Ce qui me fait avancer, c’est aussi la confiance et le partage avec ceux qui font partie de cette aventure. On est toujours à l’écoute des uns et des autres et nous avançons ensemble à chaque nouveau projet et le public est notre récompense.

C’est en voyant le travail effectué avec mes classes et leur confiance, leur motivation que j’ai gagné en maturité. Ils m’ont révélée leurs personnalités, leurs défauts et leurs qualités. Ils m’ont autorisée à déverrouiller leurs pires peurs, leurs pires angoisses. C’est un métier extraordinaire et une grande responsabilité quand on touche à une corde aussi sensible que l’émotion.

Je me remets toujours en question, la routine n’existe pas dans mon métier. Le théâtre est une formidable expérience où l’on se surpasse aux prix de pleurs mais aussi de rires. Mais ce qui me fait avancer le plus, c’est de savoir que le théâtre contribue au bonheur de celui qui le pratique mlais aussi de celui qui vient l’apprécier.

### [CONSIGNE 1]
Dans le texte sur le théâtre, relevez tout ce que les classes ont révélé d'après la phrase qui commence par « Ils m'ont révélée ».
### [CONSIGNE 2]
Veuillez recopier le passage du texte sur le théâtre en commençant par « Ce qui me fait avancer, c’est » et en terminant par « sensible que l’émotion. ».
Le matériel ci-dessous n'intervient pas dans cet exercice.

### [SECTION DES DONNÉES]
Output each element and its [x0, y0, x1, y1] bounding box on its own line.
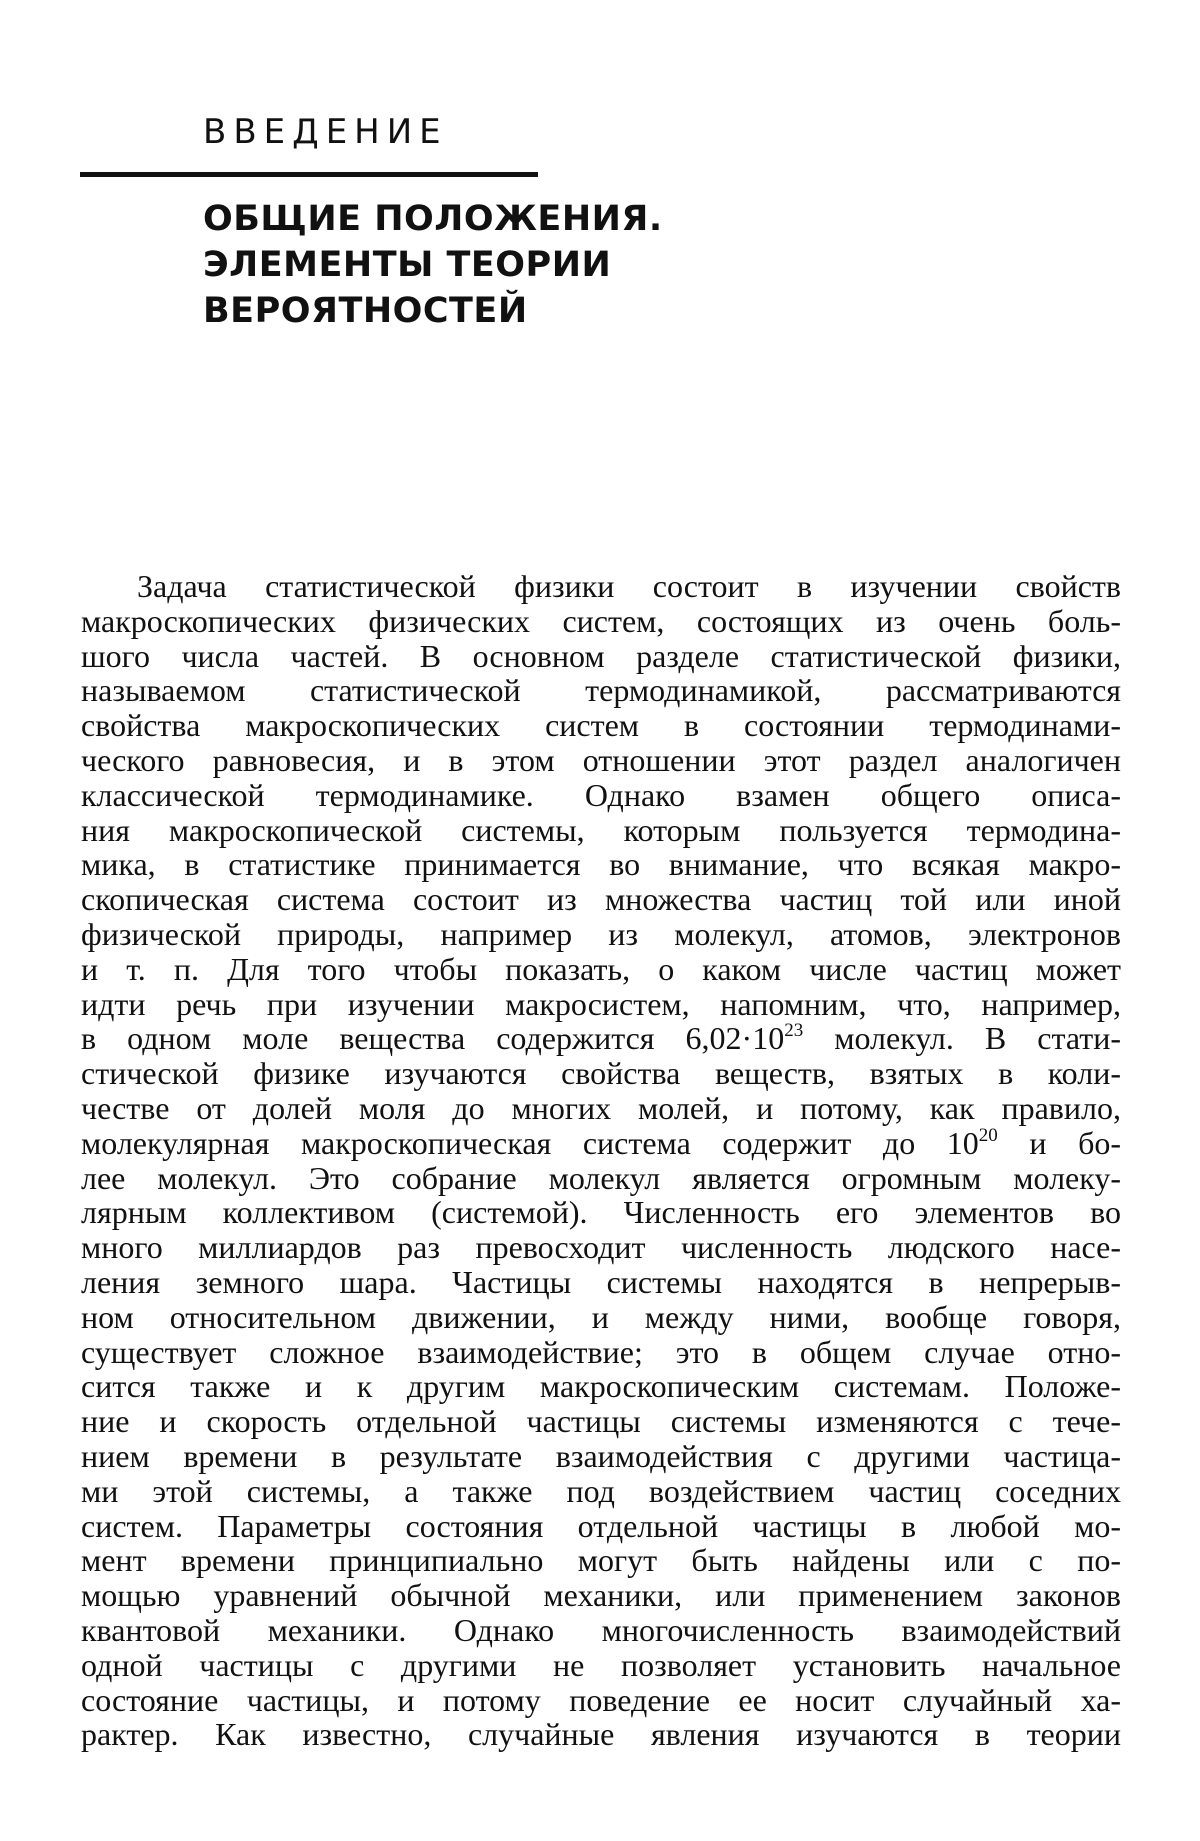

### [BONNE RÉPONSE 1]
leurs personnalités, leurs défauts, leurs qualités

### [BONNE RÉPONSE 2]
Ce qui me fait avancer, c’est aussi la confiance et le partage avec ceux qui font partie de cette aventure. On est toujours à l’écoute des uns et des autres et nous avançons ensemble à chaque nouveau projet et le public est notre récompense.

C’est en voyant le travail effectué avec mes classes et leur confiance, leur motivation que j’ai gagné en maturité. Ils m’ont révélée leurs personnalités, leurs défauts et leurs qualités. Ils m’ont autorisée à déverrouiller leurs pires peurs, leurs pires angoisses. C’est un métier extraordinaire et une grande responsabilité quand on touche à une corde aussi sensible que l’émotion.